#### Information provided ####

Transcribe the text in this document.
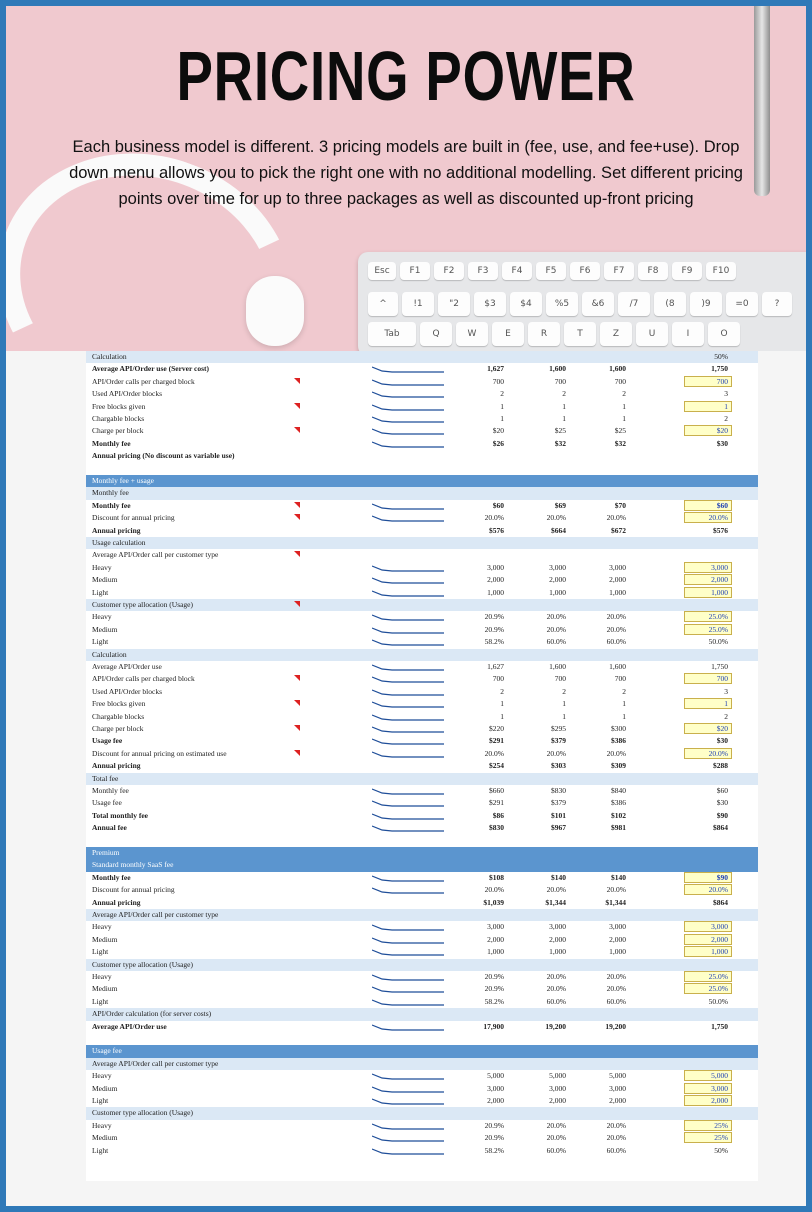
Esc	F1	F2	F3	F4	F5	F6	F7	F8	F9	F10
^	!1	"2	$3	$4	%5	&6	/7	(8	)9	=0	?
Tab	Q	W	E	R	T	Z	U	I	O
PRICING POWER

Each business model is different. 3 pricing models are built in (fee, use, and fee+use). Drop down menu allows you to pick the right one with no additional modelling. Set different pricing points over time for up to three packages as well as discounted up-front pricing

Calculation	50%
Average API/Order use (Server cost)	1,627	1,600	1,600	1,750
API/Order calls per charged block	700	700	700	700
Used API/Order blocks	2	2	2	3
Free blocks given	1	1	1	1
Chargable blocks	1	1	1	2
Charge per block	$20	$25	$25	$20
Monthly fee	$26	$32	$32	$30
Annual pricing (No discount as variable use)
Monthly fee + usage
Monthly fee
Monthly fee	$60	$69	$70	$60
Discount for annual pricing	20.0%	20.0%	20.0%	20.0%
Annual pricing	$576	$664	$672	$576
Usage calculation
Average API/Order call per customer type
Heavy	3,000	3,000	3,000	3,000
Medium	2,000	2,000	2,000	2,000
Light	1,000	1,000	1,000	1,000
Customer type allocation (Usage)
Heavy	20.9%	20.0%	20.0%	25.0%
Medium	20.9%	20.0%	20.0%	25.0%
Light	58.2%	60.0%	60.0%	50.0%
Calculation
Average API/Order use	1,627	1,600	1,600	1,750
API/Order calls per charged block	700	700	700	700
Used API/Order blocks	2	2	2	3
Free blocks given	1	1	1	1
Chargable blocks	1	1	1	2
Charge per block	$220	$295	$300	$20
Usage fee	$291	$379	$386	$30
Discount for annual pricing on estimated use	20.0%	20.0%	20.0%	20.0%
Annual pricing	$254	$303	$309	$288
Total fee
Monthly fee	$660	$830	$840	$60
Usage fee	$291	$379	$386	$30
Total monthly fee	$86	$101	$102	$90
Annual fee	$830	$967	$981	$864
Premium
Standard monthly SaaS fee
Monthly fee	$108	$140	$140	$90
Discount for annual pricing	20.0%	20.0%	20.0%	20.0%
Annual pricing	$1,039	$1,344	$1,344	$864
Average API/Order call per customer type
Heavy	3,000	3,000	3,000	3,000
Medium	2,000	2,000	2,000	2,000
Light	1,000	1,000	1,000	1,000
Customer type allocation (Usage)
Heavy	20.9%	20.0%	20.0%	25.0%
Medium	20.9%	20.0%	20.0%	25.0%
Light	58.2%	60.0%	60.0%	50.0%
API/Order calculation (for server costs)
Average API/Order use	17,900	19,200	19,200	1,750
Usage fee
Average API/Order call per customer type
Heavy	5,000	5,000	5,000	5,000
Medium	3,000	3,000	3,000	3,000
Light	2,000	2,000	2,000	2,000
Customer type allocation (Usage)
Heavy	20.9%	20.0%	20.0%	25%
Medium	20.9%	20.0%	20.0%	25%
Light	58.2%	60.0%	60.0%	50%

####
#### Information provided ####

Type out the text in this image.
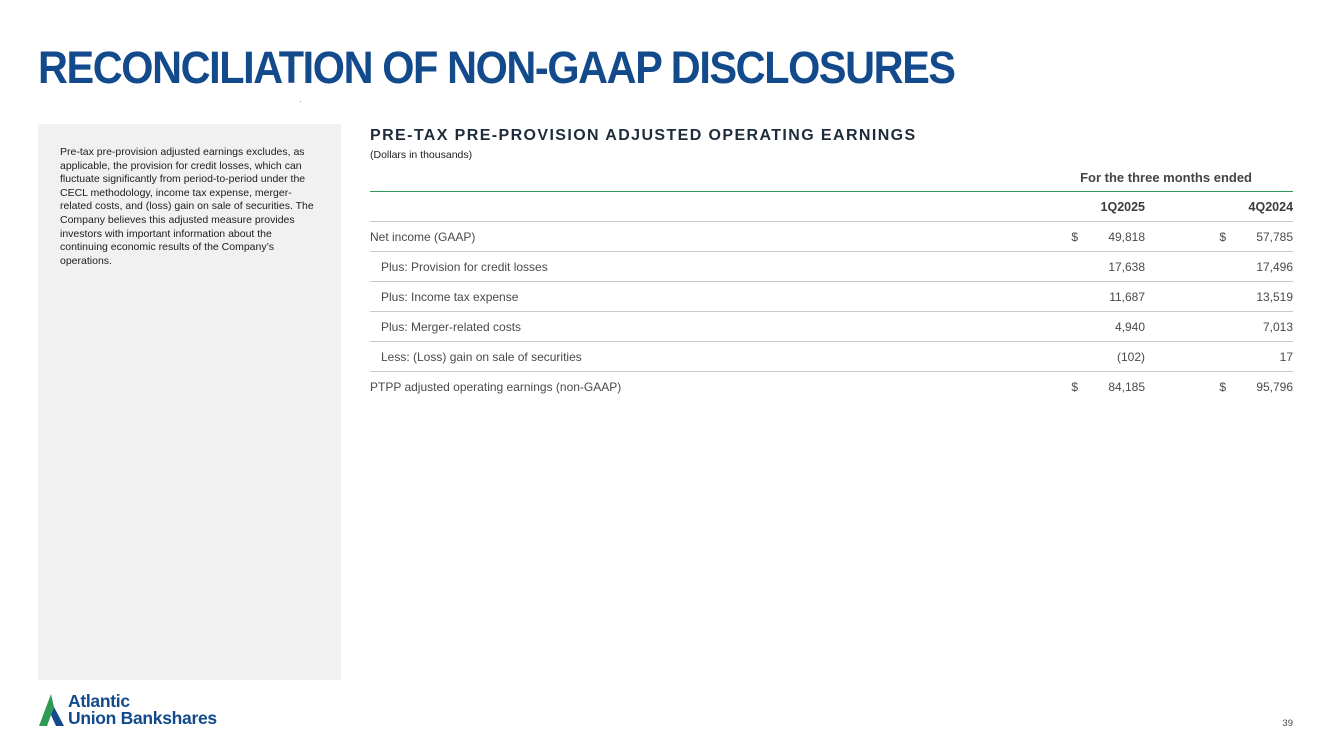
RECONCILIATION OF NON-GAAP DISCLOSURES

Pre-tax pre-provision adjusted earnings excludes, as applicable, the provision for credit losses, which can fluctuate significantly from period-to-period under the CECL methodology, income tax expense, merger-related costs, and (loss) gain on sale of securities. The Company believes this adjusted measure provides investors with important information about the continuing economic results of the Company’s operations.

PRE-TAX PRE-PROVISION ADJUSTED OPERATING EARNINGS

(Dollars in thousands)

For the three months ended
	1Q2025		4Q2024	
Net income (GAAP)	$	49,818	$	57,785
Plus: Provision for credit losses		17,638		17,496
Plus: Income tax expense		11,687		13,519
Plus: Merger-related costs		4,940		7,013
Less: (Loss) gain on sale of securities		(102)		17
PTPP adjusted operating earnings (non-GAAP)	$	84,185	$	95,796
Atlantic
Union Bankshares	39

####
#### Information provided ####

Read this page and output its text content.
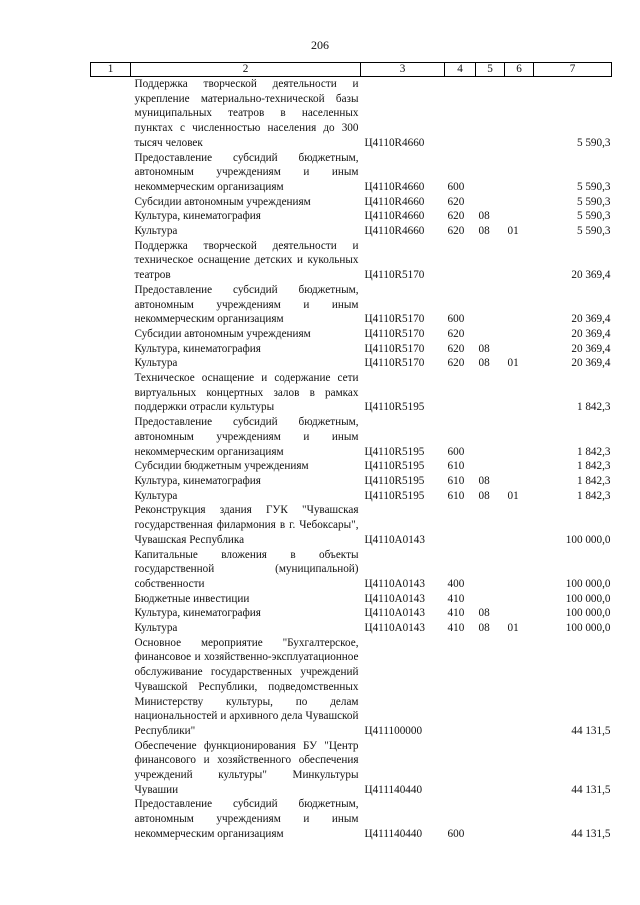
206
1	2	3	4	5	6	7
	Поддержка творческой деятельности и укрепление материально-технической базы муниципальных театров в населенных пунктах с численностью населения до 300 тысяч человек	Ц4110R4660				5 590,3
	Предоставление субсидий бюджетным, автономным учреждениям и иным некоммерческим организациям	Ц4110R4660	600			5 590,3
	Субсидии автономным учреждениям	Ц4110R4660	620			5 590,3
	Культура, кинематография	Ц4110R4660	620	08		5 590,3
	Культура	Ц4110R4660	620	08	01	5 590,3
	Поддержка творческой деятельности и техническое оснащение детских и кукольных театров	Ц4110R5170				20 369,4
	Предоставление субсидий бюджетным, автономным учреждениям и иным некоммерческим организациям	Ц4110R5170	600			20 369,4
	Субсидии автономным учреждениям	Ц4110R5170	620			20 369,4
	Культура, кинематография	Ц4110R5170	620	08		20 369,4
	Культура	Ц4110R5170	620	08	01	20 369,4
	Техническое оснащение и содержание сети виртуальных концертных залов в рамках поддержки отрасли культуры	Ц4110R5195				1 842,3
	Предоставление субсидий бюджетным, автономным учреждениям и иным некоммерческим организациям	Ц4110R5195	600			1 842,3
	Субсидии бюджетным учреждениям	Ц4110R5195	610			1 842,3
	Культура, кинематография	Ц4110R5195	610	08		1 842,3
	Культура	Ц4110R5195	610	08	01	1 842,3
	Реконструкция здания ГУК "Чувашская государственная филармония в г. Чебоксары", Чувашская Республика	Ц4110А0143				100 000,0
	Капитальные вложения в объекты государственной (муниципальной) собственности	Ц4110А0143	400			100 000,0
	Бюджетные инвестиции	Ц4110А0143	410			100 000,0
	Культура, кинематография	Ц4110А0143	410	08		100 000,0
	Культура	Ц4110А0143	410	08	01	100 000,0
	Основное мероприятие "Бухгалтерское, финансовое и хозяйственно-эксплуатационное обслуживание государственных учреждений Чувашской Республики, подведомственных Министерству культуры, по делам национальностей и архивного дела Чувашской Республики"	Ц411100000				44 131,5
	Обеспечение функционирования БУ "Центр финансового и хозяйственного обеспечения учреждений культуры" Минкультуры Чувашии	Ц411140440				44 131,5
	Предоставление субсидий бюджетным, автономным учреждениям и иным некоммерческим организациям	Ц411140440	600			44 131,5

####

Your task:
Select and copy every line of the listing with the word "costs".

Solution to this problem:
API/Order calculation (for server costs)
Pre-tax pre-provision adjusted earnings excludes, as applicable, the provision for credit losses, which can fluctuate significantly from period-to-period under the CECL methodology, income tax expense, merger-related costs, and (loss) gain on sale of securities. The Company believes this adjusted measure provides investors with important information about the continuing economic results of the Company’s operations.
Plus: Merger-related costs		4,940		7,013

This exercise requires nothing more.